═════ Source records ═════

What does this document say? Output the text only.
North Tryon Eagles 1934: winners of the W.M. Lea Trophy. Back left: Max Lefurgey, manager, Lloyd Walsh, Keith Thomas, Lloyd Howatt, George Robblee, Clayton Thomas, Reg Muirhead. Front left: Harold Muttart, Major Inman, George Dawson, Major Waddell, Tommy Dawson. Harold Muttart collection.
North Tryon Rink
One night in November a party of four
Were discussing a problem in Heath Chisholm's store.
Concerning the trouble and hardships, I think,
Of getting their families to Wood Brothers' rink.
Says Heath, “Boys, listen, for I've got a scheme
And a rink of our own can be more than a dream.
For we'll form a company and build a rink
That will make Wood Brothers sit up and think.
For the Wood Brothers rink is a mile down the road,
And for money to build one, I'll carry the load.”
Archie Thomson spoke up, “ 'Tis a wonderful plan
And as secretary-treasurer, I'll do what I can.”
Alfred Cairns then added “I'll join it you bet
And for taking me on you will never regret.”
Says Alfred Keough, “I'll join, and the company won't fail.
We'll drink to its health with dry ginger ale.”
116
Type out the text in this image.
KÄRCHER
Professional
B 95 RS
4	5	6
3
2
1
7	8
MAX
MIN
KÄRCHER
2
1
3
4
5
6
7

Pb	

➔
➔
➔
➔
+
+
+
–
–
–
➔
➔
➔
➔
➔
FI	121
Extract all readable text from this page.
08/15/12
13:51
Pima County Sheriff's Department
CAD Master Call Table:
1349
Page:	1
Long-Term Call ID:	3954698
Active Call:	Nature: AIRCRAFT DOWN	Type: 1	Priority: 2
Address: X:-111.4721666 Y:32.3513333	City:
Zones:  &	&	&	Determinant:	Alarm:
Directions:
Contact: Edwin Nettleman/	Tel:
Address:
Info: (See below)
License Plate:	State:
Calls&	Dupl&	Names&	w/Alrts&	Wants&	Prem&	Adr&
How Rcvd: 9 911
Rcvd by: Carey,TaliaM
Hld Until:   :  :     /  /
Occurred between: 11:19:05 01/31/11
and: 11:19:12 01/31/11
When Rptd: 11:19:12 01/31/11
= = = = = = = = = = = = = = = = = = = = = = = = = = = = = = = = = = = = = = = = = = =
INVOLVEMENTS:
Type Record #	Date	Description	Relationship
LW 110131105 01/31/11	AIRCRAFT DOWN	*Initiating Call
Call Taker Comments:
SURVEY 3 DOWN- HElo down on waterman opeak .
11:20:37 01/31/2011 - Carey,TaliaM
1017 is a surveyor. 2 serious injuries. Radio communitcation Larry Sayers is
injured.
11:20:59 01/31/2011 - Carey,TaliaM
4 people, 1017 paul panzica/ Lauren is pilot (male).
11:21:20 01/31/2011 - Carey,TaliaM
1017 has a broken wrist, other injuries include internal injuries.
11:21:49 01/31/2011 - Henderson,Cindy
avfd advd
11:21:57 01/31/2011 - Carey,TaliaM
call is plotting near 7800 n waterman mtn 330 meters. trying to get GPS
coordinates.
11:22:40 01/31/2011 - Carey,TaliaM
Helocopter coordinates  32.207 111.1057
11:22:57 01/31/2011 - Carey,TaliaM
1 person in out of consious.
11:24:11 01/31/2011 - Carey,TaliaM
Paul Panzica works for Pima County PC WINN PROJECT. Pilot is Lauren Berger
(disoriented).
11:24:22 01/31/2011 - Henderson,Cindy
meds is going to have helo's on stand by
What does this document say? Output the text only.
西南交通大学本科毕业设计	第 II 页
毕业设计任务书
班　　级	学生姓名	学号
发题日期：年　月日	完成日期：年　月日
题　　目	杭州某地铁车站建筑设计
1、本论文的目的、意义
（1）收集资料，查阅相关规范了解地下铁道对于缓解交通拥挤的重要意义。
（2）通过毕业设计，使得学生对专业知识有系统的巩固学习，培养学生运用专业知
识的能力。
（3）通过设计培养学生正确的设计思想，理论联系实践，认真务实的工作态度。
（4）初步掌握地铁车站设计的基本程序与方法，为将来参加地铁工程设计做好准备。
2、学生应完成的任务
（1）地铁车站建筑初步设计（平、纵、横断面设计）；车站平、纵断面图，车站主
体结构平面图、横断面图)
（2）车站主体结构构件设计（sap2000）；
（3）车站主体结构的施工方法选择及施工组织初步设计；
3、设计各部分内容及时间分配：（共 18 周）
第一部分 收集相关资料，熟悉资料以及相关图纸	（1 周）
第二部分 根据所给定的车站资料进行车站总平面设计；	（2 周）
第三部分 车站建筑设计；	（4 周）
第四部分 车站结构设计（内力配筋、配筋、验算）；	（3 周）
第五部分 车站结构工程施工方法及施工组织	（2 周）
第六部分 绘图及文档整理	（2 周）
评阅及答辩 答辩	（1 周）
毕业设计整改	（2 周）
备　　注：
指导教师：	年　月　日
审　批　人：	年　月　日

═════

## [Exercise objective]
Work out the number of lines above that include the string "join" and write only that number.

## [Complete output]
2